WHAT YOU HAVE TO DO: Check each line of the material below for "plus", then copy the ones that contain it.

[Figure data in JSON]

++++++++

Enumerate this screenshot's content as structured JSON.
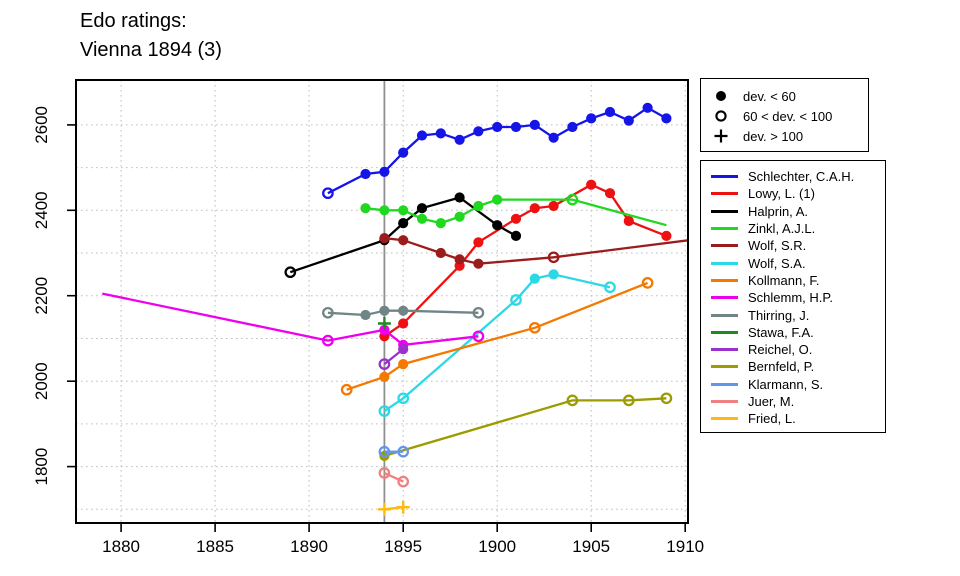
{
  "title": {
    "line1": "Edo ratings:",
    "line2": "Vienna 1894 (3)"
  },
  "symbol_legend": {
    "items": [
      {
        "symbol": "filled-circle",
        "label": "dev. < 60"
      },
      {
        "symbol": "open-circle",
        "label": "60 < dev. < 100"
      },
      {
        "symbol": "plus",
        "label": "dev. > 100"
      }
    ]
  },
  "chart_data": {
    "type": "line",
    "title": "Edo ratings: Vienna 1894 (3)",
    "xlabel": "",
    "ylabel": "",
    "grid": true,
    "legend_position": "right",
    "point_format": "[year, rating, marker] where marker f=filled-circle (dev.<60), o=open-circle (60<dev.<100), +=plus (dev.>100), n=no-marker (line endpoint)",
    "x_axis": {
      "ticks": [
        1880,
        1885,
        1890,
        1895,
        1900,
        1905,
        1910
      ],
      "range": [
        1877.6,
        1910.15
      ]
    },
    "y_axis": {
      "ticks": [
        1800,
        2000,
        2200,
        2400,
        2600
      ],
      "minor_grid_step": 100,
      "range": [
        1668,
        2705
      ]
    },
    "event_line": {
      "year": 1894,
      "color": "#8F8F8F"
    },
    "series": [
      {
        "name": "Schlechter, C.A.H.",
        "color": "#1515E8",
        "points": [
          [
            1891,
            2440,
            "o"
          ],
          [
            1893,
            2485,
            "f"
          ],
          [
            1894,
            2490,
            "f"
          ],
          [
            1895,
            2535,
            "f"
          ],
          [
            1896,
            2575,
            "f"
          ],
          [
            1897,
            2580,
            "f"
          ],
          [
            1898,
            2565,
            "f"
          ],
          [
            1899,
            2585,
            "f"
          ],
          [
            1900,
            2595,
            "f"
          ],
          [
            1901,
            2595,
            "f"
          ],
          [
            1902,
            2600,
            "f"
          ],
          [
            1903,
            2570,
            "f"
          ],
          [
            1904,
            2595,
            "f"
          ],
          [
            1905,
            2615,
            "f"
          ],
          [
            1906,
            2630,
            "f"
          ],
          [
            1907,
            2610,
            "f"
          ],
          [
            1908,
            2640,
            "f"
          ],
          [
            1909,
            2615,
            "f"
          ]
        ]
      },
      {
        "name": "Lowy, L. (1)",
        "color": "#EE1111",
        "points": [
          [
            1894,
            2105,
            "f"
          ],
          [
            1895,
            2135,
            "f"
          ],
          [
            1898,
            2270,
            "f"
          ],
          [
            1899,
            2325,
            "f"
          ],
          [
            1901,
            2380,
            "f"
          ],
          [
            1902,
            2405,
            "f"
          ],
          [
            1903,
            2410,
            "f"
          ],
          [
            1905,
            2460,
            "f"
          ],
          [
            1906,
            2440,
            "f"
          ],
          [
            1907,
            2375,
            "f"
          ],
          [
            1909,
            2340,
            "f"
          ]
        ]
      },
      {
        "name": "Halprin, A.",
        "color": "#000000",
        "points": [
          [
            1889,
            2255,
            "o"
          ],
          [
            1894,
            2330,
            "f"
          ],
          [
            1895,
            2370,
            "f"
          ],
          [
            1896,
            2405,
            "f"
          ],
          [
            1898,
            2430,
            "f"
          ],
          [
            1900,
            2365,
            "f"
          ],
          [
            1901,
            2340,
            "f"
          ]
        ]
      },
      {
        "name": "Zinkl, A.J.L.",
        "color": "#1FD81F",
        "points": [
          [
            1893,
            2405,
            "f"
          ],
          [
            1894,
            2400,
            "f"
          ],
          [
            1895,
            2400,
            "f"
          ],
          [
            1896,
            2380,
            "f"
          ],
          [
            1897,
            2370,
            "f"
          ],
          [
            1898,
            2385,
            "f"
          ],
          [
            1899,
            2410,
            "f"
          ],
          [
            1900,
            2425,
            "f"
          ],
          [
            1904,
            2425,
            "o"
          ],
          [
            1909,
            2365,
            "n"
          ]
        ]
      },
      {
        "name": "Wolf, S.R.",
        "color": "#9B1C1C",
        "points": [
          [
            1894,
            2335,
            "f"
          ],
          [
            1895,
            2330,
            "f"
          ],
          [
            1897,
            2300,
            "f"
          ],
          [
            1898,
            2285,
            "f"
          ],
          [
            1899,
            2275,
            "f"
          ],
          [
            1903,
            2290,
            "o"
          ],
          [
            1910.2,
            2330,
            "n"
          ]
        ]
      },
      {
        "name": "Wolf, S.A.",
        "color": "#2BD9E6",
        "points": [
          [
            1894,
            1930,
            "o"
          ],
          [
            1895,
            1960,
            "o"
          ],
          [
            1901,
            2190,
            "o"
          ],
          [
            1902,
            2240,
            "f"
          ],
          [
            1903,
            2250,
            "f"
          ],
          [
            1906,
            2220,
            "o"
          ]
        ]
      },
      {
        "name": "Kollmann, F.",
        "color": "#F57900",
        "points": [
          [
            1892,
            1980,
            "o"
          ],
          [
            1894,
            2010,
            "f"
          ],
          [
            1895,
            2040,
            "f"
          ],
          [
            1902,
            2125,
            "o"
          ],
          [
            1908,
            2230,
            "o"
          ]
        ]
      },
      {
        "name": "Schlemm, H.P.",
        "color": "#EE00EE",
        "points": [
          [
            1879,
            2205,
            "n"
          ],
          [
            1891,
            2095,
            "o"
          ],
          [
            1894,
            2120,
            "f"
          ],
          [
            1895,
            2085,
            "f"
          ],
          [
            1899,
            2105,
            "o"
          ]
        ]
      },
      {
        "name": "Thirring, J.",
        "color": "#708585",
        "points": [
          [
            1891,
            2160,
            "o"
          ],
          [
            1893,
            2155,
            "f"
          ],
          [
            1894,
            2165,
            "f"
          ],
          [
            1895,
            2165,
            "f"
          ],
          [
            1899,
            2160,
            "o"
          ]
        ]
      },
      {
        "name": "Stawa, F.A.",
        "color": "#1F8B1F",
        "points": [
          [
            1894,
            2135,
            "+"
          ]
        ]
      },
      {
        "name": "Reichel, O.",
        "color": "#9932CC",
        "points": [
          [
            1894,
            2040,
            "o"
          ],
          [
            1895,
            2075,
            "f"
          ]
        ]
      },
      {
        "name": "Bernfeld, P.",
        "color": "#9C9C00",
        "points": [
          [
            1894,
            1825,
            "f"
          ],
          [
            1904,
            1955,
            "o"
          ],
          [
            1907,
            1955,
            "o"
          ],
          [
            1909,
            1960,
            "o"
          ]
        ]
      },
      {
        "name": "Klarmann, S.",
        "color": "#6495ED",
        "points": [
          [
            1894,
            1835,
            "o"
          ],
          [
            1895,
            1835,
            "o"
          ]
        ]
      },
      {
        "name": "Juer, M.",
        "color": "#F08080",
        "points": [
          [
            1894,
            1785,
            "o"
          ],
          [
            1895,
            1765,
            "o"
          ]
        ]
      },
      {
        "name": "Fried, L.",
        "color": "#FFB90F",
        "points": [
          [
            1894,
            1700,
            "+"
          ],
          [
            1895,
            1705,
            "+"
          ]
        ]
      }
    ]
  }
}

++++++++

EXERCISE OUTPUT:
        "symbol": "plus",
    "point_format": "[year, rating, marker] where marker f=filled-circle (dev.<60), o=open-circle (60<dev.<100), +=plus (dev.>100), n=no-marker (line endpoint)",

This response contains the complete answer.